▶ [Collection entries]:
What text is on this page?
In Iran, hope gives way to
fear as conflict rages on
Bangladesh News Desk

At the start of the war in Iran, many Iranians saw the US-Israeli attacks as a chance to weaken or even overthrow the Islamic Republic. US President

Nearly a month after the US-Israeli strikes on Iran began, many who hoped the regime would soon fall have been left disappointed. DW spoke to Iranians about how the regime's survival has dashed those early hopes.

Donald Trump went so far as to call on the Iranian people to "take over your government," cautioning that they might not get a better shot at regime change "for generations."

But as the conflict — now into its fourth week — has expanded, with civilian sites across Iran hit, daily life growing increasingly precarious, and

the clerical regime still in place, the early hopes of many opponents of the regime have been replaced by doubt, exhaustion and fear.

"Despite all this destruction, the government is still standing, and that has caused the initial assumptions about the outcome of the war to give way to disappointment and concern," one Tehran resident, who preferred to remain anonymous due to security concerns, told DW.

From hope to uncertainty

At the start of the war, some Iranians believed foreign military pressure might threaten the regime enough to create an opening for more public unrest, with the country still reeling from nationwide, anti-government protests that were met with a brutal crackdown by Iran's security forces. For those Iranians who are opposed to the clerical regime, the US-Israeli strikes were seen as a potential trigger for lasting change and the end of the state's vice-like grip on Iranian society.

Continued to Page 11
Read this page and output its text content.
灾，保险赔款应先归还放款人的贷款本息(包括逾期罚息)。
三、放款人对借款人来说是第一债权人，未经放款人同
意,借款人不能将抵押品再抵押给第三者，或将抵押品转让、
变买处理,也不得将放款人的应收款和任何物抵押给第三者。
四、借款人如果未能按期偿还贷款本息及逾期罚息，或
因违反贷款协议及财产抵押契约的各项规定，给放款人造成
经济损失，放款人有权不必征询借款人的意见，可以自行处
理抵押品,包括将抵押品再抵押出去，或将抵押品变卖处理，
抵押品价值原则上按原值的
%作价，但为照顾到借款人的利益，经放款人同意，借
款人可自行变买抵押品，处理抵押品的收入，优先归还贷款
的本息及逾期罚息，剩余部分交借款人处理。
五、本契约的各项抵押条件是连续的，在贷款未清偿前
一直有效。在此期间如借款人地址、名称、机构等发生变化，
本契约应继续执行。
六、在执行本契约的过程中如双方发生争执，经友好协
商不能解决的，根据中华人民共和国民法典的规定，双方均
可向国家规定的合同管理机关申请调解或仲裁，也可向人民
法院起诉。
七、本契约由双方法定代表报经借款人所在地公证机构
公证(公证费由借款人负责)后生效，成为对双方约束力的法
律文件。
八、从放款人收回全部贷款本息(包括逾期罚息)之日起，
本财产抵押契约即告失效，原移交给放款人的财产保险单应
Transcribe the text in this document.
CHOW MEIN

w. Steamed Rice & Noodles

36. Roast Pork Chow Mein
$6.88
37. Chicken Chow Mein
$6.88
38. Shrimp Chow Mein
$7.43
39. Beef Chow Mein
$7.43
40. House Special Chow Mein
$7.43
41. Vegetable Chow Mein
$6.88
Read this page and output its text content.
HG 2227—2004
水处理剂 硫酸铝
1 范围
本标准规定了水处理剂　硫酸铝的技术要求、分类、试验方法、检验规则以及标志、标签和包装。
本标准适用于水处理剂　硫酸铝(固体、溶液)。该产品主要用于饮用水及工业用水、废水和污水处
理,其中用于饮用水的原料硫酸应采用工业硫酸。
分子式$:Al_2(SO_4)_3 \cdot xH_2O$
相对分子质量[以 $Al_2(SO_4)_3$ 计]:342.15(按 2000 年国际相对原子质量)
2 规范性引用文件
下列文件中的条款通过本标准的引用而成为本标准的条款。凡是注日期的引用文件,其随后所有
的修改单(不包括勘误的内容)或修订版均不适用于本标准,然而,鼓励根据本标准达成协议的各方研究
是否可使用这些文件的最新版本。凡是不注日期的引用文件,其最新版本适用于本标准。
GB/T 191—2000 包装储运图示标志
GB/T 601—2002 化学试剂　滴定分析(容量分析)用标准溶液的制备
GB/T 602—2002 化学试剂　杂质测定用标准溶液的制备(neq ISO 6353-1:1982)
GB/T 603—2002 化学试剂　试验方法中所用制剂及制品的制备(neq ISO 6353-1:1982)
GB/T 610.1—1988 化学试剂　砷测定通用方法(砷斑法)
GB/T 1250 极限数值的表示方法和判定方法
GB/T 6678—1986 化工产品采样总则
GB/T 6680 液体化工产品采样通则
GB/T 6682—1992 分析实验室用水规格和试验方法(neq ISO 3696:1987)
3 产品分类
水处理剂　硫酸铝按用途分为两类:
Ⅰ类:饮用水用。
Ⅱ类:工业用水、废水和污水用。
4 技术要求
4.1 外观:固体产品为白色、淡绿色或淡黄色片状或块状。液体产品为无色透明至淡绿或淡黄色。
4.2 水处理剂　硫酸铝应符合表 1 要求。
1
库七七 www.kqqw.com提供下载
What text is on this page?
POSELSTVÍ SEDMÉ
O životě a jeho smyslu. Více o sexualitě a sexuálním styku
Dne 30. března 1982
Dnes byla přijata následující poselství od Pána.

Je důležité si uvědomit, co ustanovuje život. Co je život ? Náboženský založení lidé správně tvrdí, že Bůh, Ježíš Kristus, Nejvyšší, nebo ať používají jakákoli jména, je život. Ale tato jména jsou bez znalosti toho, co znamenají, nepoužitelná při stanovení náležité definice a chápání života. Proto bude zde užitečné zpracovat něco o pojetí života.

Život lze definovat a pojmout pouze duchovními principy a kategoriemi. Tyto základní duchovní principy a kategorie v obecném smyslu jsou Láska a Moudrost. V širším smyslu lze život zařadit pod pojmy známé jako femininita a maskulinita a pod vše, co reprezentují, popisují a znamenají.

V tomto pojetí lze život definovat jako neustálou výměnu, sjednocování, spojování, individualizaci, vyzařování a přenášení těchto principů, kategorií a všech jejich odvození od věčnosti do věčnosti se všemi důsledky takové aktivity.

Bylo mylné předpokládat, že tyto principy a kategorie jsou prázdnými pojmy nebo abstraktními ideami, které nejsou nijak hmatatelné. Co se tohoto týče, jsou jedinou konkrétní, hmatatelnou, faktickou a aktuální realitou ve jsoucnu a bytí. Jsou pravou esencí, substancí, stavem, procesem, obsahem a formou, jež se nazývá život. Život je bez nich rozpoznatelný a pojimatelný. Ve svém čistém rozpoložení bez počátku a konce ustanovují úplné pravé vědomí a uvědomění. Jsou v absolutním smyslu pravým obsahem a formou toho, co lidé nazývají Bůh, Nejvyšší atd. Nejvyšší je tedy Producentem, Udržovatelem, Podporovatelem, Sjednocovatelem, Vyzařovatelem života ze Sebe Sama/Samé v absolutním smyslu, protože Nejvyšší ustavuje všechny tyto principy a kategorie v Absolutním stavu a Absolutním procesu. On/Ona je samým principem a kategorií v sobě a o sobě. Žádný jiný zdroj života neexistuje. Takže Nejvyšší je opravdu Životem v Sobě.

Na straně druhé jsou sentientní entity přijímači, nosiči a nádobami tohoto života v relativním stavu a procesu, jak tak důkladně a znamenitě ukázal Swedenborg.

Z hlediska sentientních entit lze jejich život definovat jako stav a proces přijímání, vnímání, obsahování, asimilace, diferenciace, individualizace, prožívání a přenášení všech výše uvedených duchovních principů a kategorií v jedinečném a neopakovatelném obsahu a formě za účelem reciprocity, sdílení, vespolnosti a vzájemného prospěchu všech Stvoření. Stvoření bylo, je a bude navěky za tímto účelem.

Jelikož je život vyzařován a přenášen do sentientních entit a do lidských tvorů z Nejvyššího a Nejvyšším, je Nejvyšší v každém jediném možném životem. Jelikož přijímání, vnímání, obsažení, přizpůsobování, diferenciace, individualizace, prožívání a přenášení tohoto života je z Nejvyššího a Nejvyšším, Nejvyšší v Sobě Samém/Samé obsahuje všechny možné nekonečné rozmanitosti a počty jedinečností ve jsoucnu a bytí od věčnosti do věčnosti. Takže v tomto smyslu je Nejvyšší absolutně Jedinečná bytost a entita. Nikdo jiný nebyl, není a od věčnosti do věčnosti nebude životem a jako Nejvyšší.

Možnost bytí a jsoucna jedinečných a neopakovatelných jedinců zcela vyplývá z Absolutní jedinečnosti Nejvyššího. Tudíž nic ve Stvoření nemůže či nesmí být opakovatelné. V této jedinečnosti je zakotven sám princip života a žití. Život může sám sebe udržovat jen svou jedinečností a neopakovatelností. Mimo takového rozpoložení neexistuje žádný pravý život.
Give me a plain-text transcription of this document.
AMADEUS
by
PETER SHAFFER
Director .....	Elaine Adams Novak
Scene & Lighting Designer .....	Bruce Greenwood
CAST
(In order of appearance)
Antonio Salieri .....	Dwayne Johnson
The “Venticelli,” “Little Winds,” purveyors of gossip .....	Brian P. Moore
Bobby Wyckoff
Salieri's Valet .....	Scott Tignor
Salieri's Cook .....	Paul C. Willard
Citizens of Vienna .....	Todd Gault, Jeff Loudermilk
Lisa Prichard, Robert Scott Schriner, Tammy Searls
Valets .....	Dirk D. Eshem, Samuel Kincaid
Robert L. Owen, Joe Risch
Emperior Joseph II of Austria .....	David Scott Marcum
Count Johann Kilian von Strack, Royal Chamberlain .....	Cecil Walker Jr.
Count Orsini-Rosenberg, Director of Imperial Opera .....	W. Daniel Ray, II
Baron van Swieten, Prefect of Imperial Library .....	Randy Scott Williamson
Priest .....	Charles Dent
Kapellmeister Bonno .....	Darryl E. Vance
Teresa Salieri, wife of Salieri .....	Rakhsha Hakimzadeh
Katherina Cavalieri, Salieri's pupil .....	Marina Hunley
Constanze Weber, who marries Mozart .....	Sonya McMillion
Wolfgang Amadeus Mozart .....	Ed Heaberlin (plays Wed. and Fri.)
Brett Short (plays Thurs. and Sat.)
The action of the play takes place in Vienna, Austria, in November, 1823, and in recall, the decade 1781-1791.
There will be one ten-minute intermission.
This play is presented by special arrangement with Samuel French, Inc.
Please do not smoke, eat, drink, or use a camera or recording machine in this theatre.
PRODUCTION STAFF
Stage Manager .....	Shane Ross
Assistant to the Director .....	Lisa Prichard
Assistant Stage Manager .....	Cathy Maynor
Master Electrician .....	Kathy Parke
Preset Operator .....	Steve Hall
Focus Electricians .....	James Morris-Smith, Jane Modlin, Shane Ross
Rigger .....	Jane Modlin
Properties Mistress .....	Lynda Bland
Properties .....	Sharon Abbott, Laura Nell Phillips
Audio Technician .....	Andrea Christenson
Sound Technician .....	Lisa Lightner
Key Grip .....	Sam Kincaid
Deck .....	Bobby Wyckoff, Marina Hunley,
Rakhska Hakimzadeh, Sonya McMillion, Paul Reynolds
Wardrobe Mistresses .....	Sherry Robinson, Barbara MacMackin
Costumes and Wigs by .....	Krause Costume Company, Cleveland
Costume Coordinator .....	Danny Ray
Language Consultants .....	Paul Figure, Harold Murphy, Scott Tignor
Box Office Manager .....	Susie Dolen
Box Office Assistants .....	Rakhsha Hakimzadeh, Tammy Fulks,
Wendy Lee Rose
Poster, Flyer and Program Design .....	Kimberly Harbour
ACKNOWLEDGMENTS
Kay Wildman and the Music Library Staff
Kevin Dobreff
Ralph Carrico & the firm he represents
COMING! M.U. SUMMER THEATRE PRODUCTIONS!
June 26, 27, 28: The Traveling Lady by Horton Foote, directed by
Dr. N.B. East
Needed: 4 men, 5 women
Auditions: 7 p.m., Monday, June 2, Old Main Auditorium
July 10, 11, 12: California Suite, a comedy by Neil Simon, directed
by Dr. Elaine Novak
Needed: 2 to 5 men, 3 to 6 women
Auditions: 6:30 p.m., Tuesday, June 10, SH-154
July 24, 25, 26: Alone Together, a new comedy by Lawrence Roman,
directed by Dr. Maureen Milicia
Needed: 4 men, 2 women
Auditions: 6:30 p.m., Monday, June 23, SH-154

▶ [SHORT TASK]: Give the count of lines in the data shown above that contain "jako", and nothing else.

▶ [TASK ANSWER]: 4